# Passage provided

Skip to content

Introduction to Hardware Design

Usable

This lab description is complete. There could still be minor updates, which will be highlighted.

Introduction

The purpose of Lab 1 is to introduce you to systematic hardware design. The lab has a refresher of the hardware design flow from EE2026. Lab 1 can be done on any version of Vivado/Vitis without issues. Lab 1 does not require the FGPA board - it is pure simulation.

You will be doing an assignment that involves creating a coprocessor for matrix multiplication. Testing on real hardware will require a complete computer system (hardware-software co-design framework), which will be introduced in Lab 2. The actual integration will be done in Lab 3. When integrated into the system, the main processor can just stream the data to be processed to the coprocessor, which will do the computations and stream the results back to the main processor.

Creating and Simulating HDL Sources and Programming FPGA

Those who are already familiar with Vivado and FPGA implementation can skip this step and go straight to the assignment problem. Others can refer to the CS2100DE Lab 1 manual, which contains step-by-step instructions for the creation of HDL files, simulation, and FPGA implementation. The FPGA used in this course is different from that used in CS2100DE, so the input/output pin numbers to be used in the .xdc file are different.

Introduction to AXI Stream

The coprocesor (accelerator IP) that we create needs to be interfaced with the rest of the system for the processor to make it act as a coprocessor. The interface of an accelerator can be

  • Register-based: The processor can read and write the registers within the coprocessor to write inputs/read outputs - each register has an address within the address space of the processor. The parameters and return values are mapped to these registers/addresses. For example, the elements of an input vector/matrix A which has a depth (number of elements) of 512 and width (number of bytes/element) of 4 has address in the range peripheral_base + A_offset + 4*element_index (remember memory-mapped I/O from EE2028?). 4*element index will in this case will be in the range 0x000 to 0x800. The base address of the coprocessor peripheral is assigned in Vivado under the address tab. The coprocessor typically has an Advanced eXtensible Interface (AXI4 - supports burst transfers - faster for bulk data transfer, but requires more hardware) or AXI Lite interface which can be connected to the AXI bus of the system as a slave.

# Stated task 1
List every course code mentioned in the hardware design lab description.
# Stated task 2
Extend the hardware design lab description from the point where it stops.

# Information given
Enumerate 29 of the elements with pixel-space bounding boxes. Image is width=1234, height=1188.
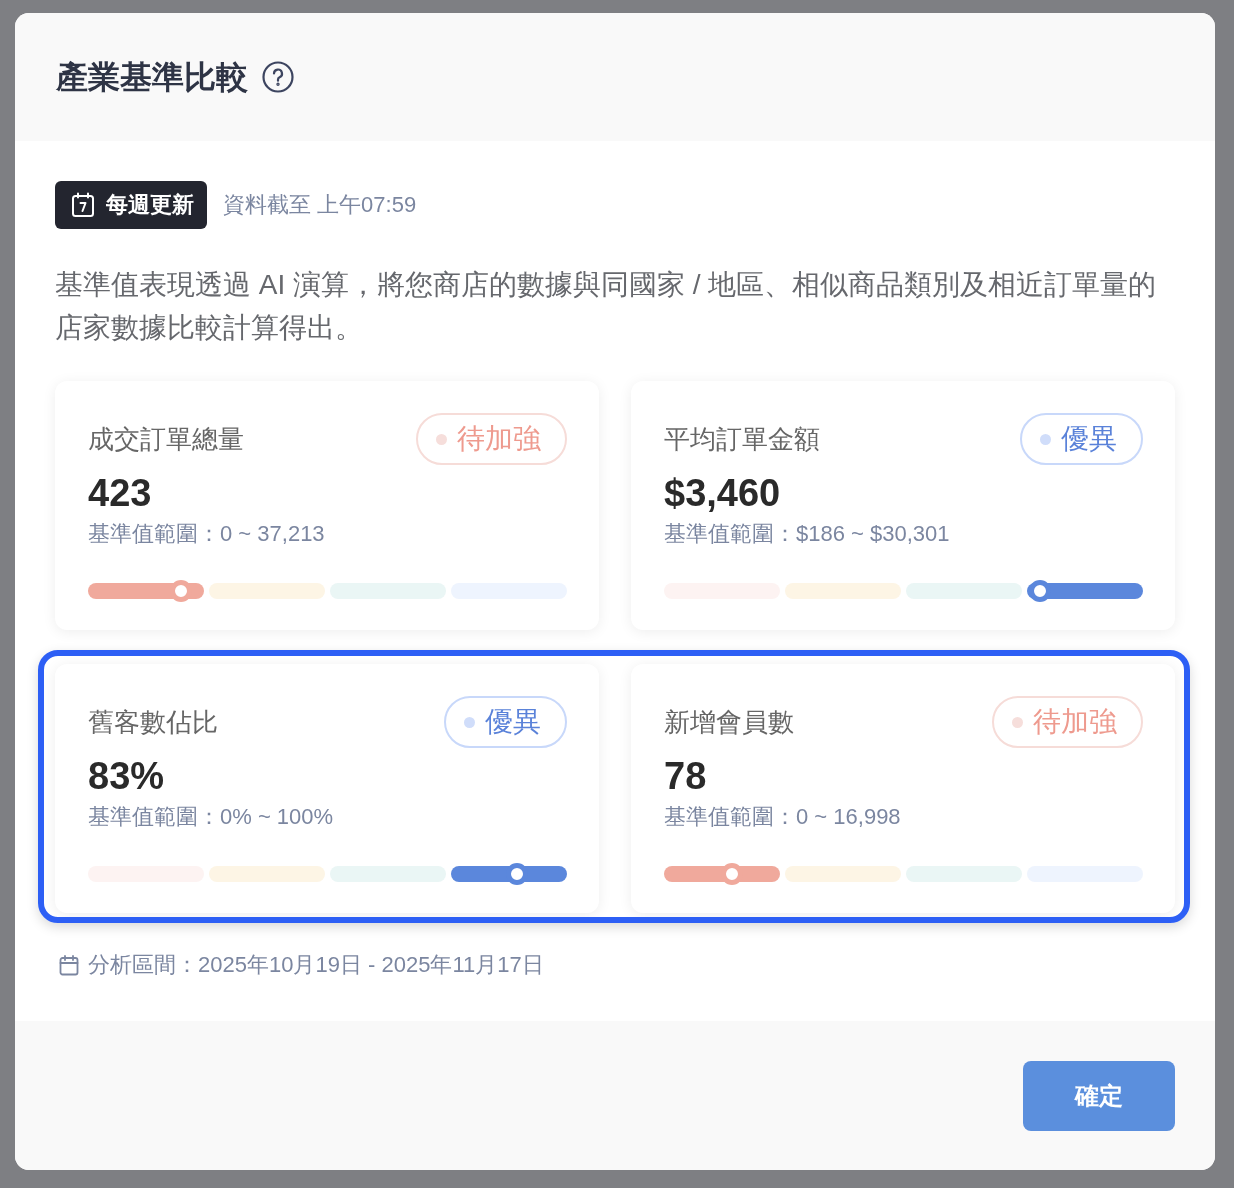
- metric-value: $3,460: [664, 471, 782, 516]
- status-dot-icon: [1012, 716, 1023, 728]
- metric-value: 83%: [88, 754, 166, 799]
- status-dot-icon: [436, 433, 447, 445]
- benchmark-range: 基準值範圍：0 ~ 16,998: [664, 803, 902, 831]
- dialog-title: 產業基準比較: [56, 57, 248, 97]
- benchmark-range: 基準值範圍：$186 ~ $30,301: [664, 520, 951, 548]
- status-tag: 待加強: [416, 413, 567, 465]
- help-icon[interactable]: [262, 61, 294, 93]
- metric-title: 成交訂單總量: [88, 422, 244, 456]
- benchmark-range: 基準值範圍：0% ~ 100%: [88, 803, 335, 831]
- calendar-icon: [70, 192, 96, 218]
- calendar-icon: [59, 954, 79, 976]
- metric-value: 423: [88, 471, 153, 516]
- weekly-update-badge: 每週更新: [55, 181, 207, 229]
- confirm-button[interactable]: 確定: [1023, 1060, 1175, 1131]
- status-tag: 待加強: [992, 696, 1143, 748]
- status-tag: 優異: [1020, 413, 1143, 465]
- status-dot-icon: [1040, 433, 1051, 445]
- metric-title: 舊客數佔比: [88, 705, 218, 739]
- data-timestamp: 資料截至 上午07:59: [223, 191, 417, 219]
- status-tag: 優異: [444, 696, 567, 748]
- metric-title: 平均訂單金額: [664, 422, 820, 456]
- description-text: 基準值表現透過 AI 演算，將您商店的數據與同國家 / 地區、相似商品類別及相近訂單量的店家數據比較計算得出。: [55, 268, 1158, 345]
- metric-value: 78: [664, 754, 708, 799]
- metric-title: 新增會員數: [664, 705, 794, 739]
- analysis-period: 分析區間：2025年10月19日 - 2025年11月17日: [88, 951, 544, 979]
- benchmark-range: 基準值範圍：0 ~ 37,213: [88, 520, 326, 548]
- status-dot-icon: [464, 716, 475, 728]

...

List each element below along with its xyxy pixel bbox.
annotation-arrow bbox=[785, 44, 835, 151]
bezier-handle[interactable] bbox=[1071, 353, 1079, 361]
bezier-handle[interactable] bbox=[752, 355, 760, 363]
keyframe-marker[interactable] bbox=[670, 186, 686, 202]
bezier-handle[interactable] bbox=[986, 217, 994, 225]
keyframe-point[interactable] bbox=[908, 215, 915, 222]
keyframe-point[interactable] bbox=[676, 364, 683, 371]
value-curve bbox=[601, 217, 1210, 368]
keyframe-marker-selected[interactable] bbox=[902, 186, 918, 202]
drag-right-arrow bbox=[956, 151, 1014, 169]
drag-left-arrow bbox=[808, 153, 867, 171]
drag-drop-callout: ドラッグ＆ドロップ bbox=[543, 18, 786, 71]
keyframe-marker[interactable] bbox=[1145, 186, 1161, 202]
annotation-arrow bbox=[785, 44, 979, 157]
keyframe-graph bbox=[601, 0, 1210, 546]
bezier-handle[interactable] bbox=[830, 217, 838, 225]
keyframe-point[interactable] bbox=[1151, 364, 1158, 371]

# Output 1
EE2026, CS2100DE, EE2028

# Output 2
  • Stream-based: There are separate input and output streams through which the data is streamed in/out. There is no concept of addresses, and the meaning of the data is derived from the order of the data (and possibly some 'tags'). For example, if we have two input vectors A and B of sizes 512 and 8 respectively, the first 512 words correspond to A, the next 64 correspond to B, and so on. Please read the Introduction to AXI Stream below.

  • Memory-based: The co-processor reads inputs from / writes output to memory directly.

The hardware we are going to develop makes use of the AXI Stream interface to simplify the data receiving and sending processes. The AXI-Stream (AXIS) channels are 32-bit (can be higher), synchronous, master-slave, simplex (uni-directional flow of data per channel), point-to-point (only 2 devices are involved - no addressing needed) communication interfaces. A typical coprocessor needs one AXIS channel for inputs (AXIS Slave) and one AXIS channel for outputs (AXIS Master). AXIS coprocessors can't be connected directly to the AXI4 memory-mapped bus and requires some form of a bridge such as AXI Stream FIFO or AXI DMA.

To see more on AXIS here.

image.png

The AXIS bus protocol is illustrated below (taken from the document in the link above).

Data transfer is always from a Master interface to a Slave interface. This means a hardware block will receive data (input) through its slave interface (let's call it S_AXIS), and send data (output) through its master interface (let's call it M_AXIS).

TVALID is an indication from the master to the slave that the data placed by the master on TDATA is valid.

TREADY is an indication from slave to master that the slave is willing to accept data. The slave should capture the data at the very next active clock edge if TVALID and TREADY are both true. However, the master is not obliged to send any data simply because TREADY is asserted by the slave.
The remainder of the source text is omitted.